▸ Brief:
Write out all the entries word for word, but skip any images.

——

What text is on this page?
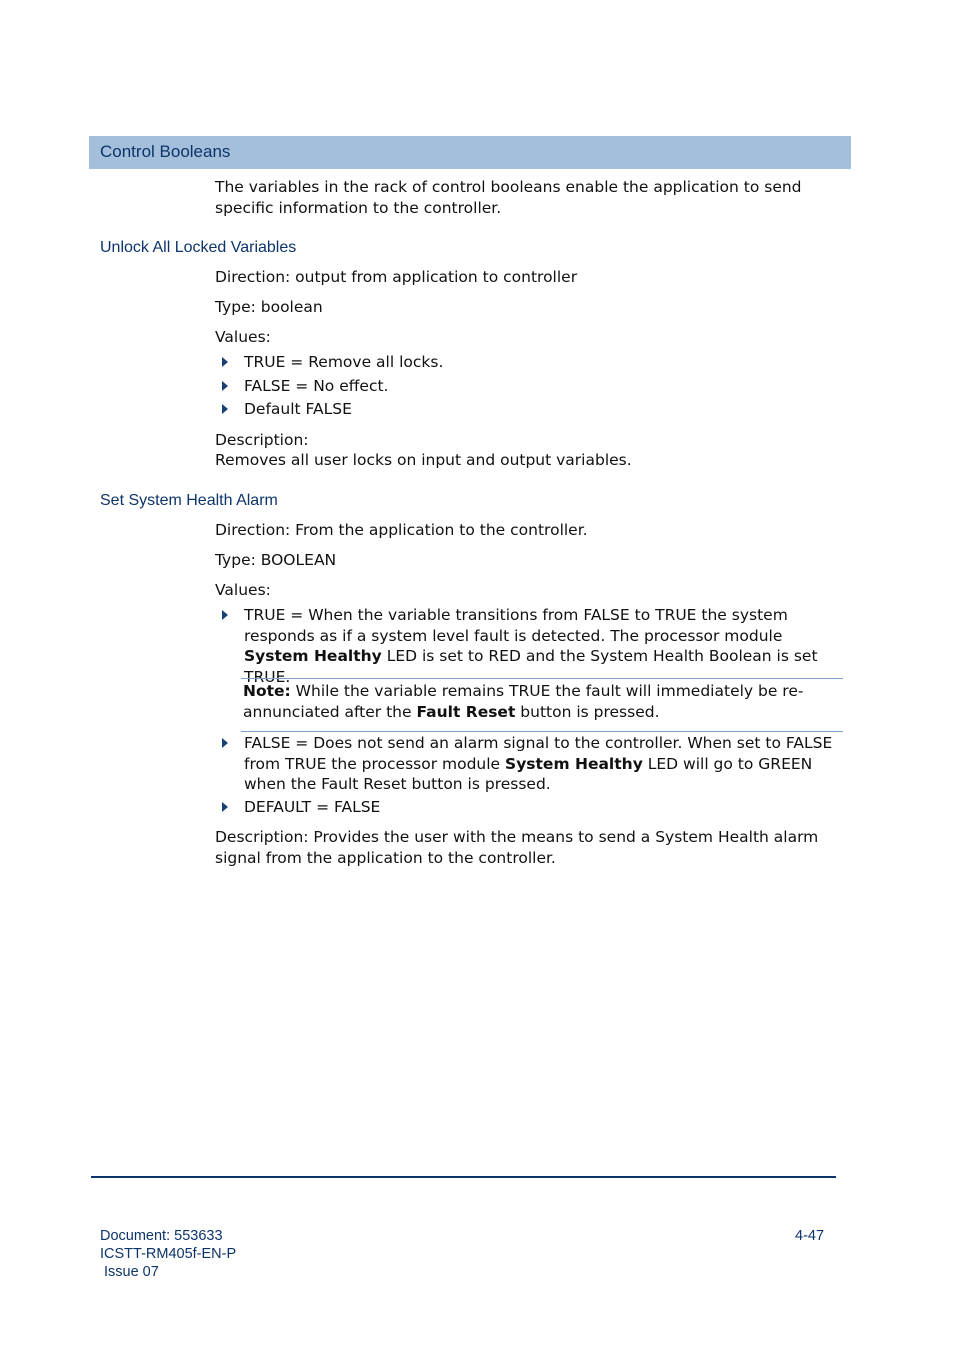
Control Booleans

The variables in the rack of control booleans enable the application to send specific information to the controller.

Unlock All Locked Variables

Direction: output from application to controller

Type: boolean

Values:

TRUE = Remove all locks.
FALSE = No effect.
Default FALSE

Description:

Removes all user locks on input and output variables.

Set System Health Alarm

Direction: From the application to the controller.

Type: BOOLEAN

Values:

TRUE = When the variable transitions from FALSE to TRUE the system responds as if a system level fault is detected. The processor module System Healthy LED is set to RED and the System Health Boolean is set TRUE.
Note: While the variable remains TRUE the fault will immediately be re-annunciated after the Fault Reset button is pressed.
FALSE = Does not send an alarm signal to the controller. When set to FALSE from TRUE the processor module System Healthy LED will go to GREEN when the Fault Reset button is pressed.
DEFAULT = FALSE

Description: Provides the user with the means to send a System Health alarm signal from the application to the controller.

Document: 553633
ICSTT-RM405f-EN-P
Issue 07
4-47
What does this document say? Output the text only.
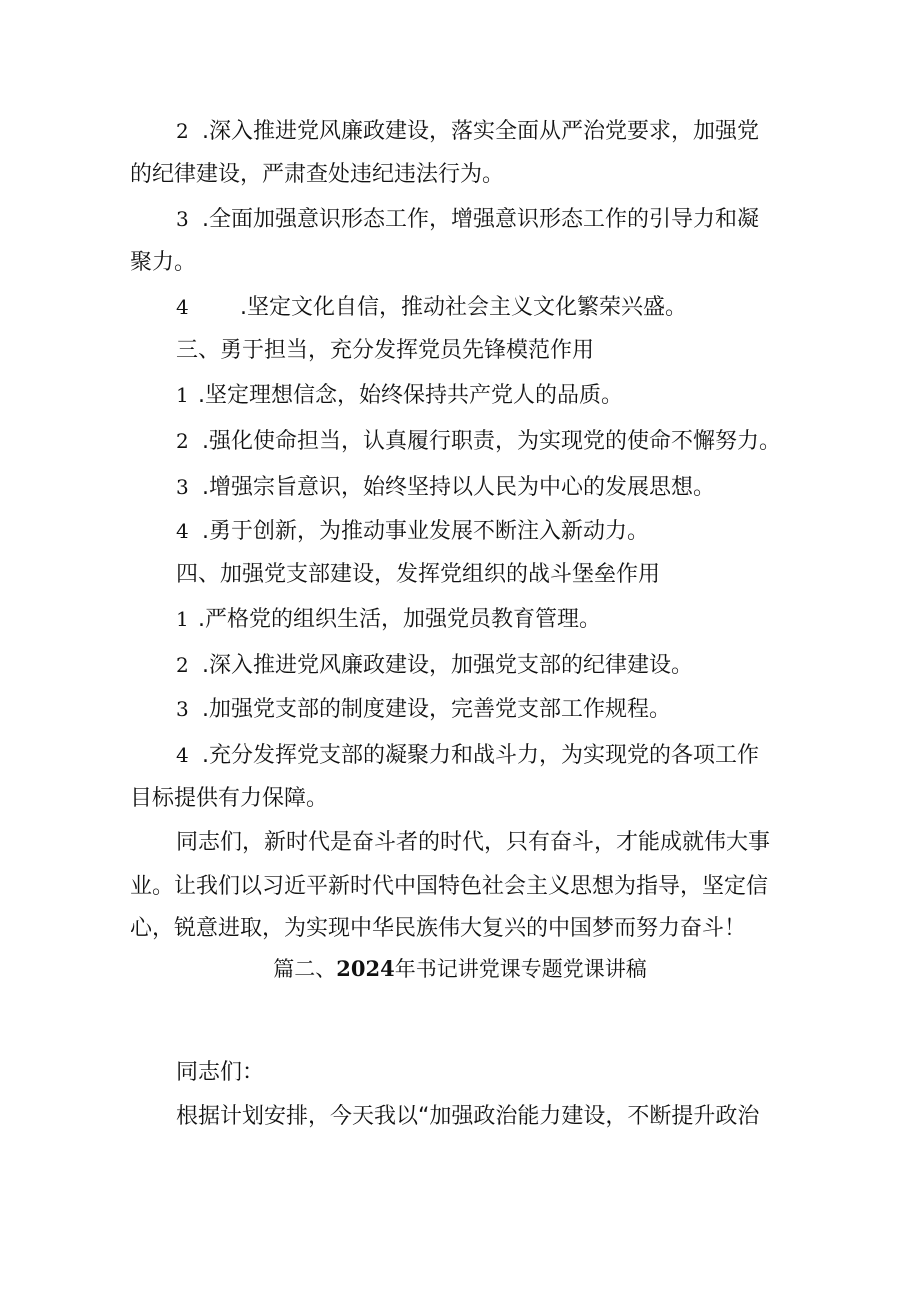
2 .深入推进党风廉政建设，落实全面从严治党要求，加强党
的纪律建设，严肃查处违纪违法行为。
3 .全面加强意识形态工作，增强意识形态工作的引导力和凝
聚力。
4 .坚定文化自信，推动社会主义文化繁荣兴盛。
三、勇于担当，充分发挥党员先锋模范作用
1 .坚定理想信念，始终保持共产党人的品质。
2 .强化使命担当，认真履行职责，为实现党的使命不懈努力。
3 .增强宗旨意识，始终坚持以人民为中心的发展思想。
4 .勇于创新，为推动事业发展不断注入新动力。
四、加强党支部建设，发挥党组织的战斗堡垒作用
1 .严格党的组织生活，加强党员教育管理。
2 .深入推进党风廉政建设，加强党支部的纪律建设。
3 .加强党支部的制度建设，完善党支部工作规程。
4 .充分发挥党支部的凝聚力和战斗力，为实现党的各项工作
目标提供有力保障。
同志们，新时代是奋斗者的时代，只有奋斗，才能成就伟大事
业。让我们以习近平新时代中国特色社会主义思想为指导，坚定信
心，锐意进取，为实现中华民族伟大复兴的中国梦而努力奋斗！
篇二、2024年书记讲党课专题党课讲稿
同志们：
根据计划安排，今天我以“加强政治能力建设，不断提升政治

——

▸ Correct output:
What text is on this page?
Control Booleans

The variables in the rack of control booleans enable the application to send specific information to the controller.

Unlock All Locked Variables

Direction: output from application to controller

Type: boolean

Values:

TRUE = Remove all locks.
FALSE = No effect.
Default FALSE

Description:

Removes all user locks on input and output variables.

Set System Health Alarm

Direction: From the application to the controller.

Type: BOOLEAN

Values:

TRUE = When the variable transitions from FALSE to TRUE the system responds as if a system level fault is detected. The processor module System Healthy LED is set to RED and the System Health Boolean is set TRUE.
Note: While the variable remains TRUE the fault will immediately be re-annunciated after the Fault Reset button is pressed.
FALSE = Does not send an alarm signal to the controller. When set to FALSE from TRUE the processor module System Healthy LED will go to GREEN when the Fault Reset button is pressed.
DEFAULT = FALSE

Description: Provides the user with the means to send a System Health alarm signal from the application to the controller.

Document: 553633
ICSTT-RM405f-EN-P
Issue 07
4-47
What does this document say? Output the text only.
2 .深入推进党风廉政建设，落实全面从严治党要求，加强党
的纪律建设，严肃查处违纪违法行为。
3 .全面加强意识形态工作，增强意识形态工作的引导力和凝
聚力。
4 .坚定文化自信，推动社会主义文化繁荣兴盛。
三、勇于担当，充分发挥党员先锋模范作用
1 .坚定理想信念，始终保持共产党人的品质。
2 .强化使命担当，认真履行职责，为实现党的使命不懈努力。
3 .增强宗旨意识，始终坚持以人民为中心的发展思想。
4 .勇于创新，为推动事业发展不断注入新动力。
四、加强党支部建设，发挥党组织的战斗堡垒作用
1 .严格党的组织生活，加强党员教育管理。
2 .深入推进党风廉政建设，加强党支部的纪律建设。
3 .加强党支部的制度建设，完善党支部工作规程。
4 .充分发挥党支部的凝聚力和战斗力，为实现党的各项工作
目标提供有力保障。
同志们，新时代是奋斗者的时代，只有奋斗，才能成就伟大事
业。让我们以习近平新时代中国特色社会主义思想为指导，坚定信
心，锐意进取，为实现中华民族伟大复兴的中国梦而努力奋斗！
篇二、2024年书记讲党课专题党课讲稿
同志们：
根据计划安排，今天我以“加强政治能力建设，不断提升政治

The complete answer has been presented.